Set task: Copy each of the entries below faithfully, setting aside any pictures.

Dataset items
# # # # #

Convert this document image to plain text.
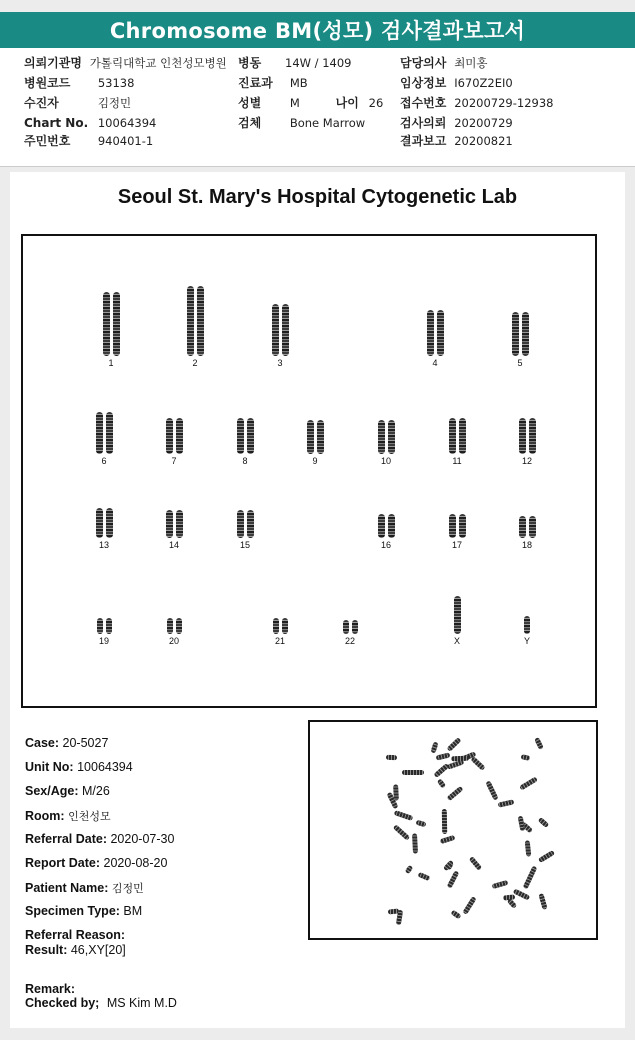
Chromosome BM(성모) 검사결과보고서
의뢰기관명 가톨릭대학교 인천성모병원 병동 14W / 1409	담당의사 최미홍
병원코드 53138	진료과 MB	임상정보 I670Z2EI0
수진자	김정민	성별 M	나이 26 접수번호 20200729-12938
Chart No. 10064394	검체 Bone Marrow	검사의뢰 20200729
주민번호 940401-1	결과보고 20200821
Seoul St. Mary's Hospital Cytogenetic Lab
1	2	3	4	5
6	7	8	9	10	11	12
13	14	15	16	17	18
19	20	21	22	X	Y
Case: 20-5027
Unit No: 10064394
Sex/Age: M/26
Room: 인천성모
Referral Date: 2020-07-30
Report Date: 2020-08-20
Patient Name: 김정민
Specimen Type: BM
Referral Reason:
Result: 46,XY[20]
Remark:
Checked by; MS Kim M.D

# # # # #

Reply:
Convert this document image to plain text.
Chromosome BM(성모) 검사결과보고서
의뢰기관명 가톨릭대학교 인천성모병원 병동 14W / 1409	담당의사 최미홍
병원코드 53138	진료과 MB	임상정보 I670Z2EI0
수진자	김정민	성별 M	나이 26 접수번호 20200729-12938
Chart No. 10064394	검체 Bone Marrow	검사의뢰 20200729
주민번호 940401-1	결과보고 20200821
Seoul St. Mary's Hospital Cytogenetic Lab
1	2	3	4	5
6	7	8	9	10	11	12
13	14	15	16	17	18
19	20	21	22	X	Y
Case: 20-5027
Unit No: 10064394
Sex/Age: M/26
Room: 인천성모
Referral Date: 2020-07-30
Report Date: 2020-08-20
Patient Name: 김정민
Specimen Type: BM
Referral Reason:
Result: 46,XY[20]
Remark:
Checked by; MS Kim M.D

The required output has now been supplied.